## [What to work on]
Tally the lines that hold the word "this" and reply with that figure only.

(Stored records)

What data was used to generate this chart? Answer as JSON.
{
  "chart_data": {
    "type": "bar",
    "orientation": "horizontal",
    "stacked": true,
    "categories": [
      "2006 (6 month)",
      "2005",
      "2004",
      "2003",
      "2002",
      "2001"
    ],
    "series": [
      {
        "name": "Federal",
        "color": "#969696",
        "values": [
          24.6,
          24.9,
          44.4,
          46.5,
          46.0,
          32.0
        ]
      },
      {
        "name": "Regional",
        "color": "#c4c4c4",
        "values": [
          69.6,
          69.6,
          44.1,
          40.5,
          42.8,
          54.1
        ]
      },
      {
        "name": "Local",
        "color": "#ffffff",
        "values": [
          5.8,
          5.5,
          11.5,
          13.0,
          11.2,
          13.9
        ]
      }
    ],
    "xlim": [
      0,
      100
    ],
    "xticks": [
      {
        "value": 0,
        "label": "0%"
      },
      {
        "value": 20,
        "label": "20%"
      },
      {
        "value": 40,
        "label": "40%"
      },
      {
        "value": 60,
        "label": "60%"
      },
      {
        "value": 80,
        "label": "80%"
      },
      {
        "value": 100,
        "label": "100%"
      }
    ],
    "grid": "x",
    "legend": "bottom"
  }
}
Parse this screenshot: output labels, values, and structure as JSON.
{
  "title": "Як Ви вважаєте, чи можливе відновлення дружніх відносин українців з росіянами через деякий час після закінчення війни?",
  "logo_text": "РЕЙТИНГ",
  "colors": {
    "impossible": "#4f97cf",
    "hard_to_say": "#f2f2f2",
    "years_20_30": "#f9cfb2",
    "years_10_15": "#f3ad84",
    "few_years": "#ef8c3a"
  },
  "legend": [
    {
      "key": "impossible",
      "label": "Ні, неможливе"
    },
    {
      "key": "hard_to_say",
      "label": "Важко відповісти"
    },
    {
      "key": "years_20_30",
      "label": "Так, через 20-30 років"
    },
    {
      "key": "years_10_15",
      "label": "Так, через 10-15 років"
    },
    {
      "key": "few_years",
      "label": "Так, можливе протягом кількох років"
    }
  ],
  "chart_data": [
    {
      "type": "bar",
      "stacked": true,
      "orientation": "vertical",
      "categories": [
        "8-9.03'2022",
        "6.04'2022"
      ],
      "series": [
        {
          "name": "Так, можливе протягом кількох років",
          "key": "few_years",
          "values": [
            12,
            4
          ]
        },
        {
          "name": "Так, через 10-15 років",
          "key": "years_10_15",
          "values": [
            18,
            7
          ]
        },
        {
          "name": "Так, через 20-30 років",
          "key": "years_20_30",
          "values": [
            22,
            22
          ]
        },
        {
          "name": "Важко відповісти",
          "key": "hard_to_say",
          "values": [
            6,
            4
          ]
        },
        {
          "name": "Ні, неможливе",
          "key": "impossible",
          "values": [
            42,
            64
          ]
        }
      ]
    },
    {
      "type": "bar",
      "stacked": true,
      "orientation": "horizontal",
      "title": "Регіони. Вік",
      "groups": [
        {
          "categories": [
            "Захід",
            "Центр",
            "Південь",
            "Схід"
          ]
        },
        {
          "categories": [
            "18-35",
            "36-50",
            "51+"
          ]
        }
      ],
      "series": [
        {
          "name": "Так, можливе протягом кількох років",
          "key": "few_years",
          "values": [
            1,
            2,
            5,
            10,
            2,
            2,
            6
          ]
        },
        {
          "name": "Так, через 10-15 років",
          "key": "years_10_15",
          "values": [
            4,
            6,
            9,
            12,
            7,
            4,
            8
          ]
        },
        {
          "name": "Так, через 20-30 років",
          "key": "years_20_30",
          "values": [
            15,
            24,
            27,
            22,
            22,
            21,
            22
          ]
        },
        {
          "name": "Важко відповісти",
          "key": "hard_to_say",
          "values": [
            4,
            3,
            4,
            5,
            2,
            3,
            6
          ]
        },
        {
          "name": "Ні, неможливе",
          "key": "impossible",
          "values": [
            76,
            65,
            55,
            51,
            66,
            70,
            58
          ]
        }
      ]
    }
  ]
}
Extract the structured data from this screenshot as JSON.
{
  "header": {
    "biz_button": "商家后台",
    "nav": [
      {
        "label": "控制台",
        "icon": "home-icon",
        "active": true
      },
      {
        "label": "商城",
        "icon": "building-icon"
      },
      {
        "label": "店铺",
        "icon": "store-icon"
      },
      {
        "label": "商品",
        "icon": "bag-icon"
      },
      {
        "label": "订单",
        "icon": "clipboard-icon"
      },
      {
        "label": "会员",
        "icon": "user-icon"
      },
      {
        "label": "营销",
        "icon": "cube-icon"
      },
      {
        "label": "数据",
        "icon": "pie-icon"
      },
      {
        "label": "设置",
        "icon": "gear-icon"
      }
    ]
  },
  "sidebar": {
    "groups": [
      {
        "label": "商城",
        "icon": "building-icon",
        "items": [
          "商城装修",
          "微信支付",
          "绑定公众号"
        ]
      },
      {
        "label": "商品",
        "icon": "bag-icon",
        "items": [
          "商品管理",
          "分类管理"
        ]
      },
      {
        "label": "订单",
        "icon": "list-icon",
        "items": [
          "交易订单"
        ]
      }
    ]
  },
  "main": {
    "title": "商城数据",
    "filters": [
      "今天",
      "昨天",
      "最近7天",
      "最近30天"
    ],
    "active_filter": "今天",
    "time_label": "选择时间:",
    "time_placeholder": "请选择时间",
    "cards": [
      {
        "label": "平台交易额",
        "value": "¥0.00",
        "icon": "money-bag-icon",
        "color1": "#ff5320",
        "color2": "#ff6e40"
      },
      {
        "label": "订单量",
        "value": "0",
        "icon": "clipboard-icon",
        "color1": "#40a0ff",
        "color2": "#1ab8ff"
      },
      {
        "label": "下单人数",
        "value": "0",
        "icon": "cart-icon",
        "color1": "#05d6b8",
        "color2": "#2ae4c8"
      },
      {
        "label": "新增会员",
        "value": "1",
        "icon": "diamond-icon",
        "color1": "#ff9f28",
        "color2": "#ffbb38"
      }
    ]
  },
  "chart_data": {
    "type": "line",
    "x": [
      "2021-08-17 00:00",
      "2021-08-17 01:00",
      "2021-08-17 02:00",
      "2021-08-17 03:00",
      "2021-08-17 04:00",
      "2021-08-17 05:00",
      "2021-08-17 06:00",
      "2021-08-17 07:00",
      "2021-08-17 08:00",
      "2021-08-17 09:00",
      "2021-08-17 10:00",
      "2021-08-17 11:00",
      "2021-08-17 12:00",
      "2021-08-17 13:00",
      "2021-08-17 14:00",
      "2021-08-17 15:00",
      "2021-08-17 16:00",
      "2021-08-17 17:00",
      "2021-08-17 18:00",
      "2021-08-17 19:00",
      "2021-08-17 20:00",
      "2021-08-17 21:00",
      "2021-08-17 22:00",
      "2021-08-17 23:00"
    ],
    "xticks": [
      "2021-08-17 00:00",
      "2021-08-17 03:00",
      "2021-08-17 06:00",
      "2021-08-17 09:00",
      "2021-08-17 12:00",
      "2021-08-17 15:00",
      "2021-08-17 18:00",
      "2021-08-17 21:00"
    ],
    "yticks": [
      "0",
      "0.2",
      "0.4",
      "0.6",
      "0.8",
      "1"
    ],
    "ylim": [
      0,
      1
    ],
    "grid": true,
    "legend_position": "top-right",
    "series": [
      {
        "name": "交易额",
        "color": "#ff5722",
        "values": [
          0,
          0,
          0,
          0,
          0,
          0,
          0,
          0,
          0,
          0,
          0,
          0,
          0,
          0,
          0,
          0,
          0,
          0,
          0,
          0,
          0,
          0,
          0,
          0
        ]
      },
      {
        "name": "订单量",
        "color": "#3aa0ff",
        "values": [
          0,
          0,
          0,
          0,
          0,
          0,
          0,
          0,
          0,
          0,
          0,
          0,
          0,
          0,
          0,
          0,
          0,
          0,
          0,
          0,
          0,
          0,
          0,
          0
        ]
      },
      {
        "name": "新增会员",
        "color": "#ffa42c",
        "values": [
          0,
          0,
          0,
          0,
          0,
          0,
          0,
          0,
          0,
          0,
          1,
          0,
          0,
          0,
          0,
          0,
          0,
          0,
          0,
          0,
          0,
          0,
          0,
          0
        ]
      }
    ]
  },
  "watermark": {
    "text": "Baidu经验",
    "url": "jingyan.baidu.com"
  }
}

## [Finished task]
3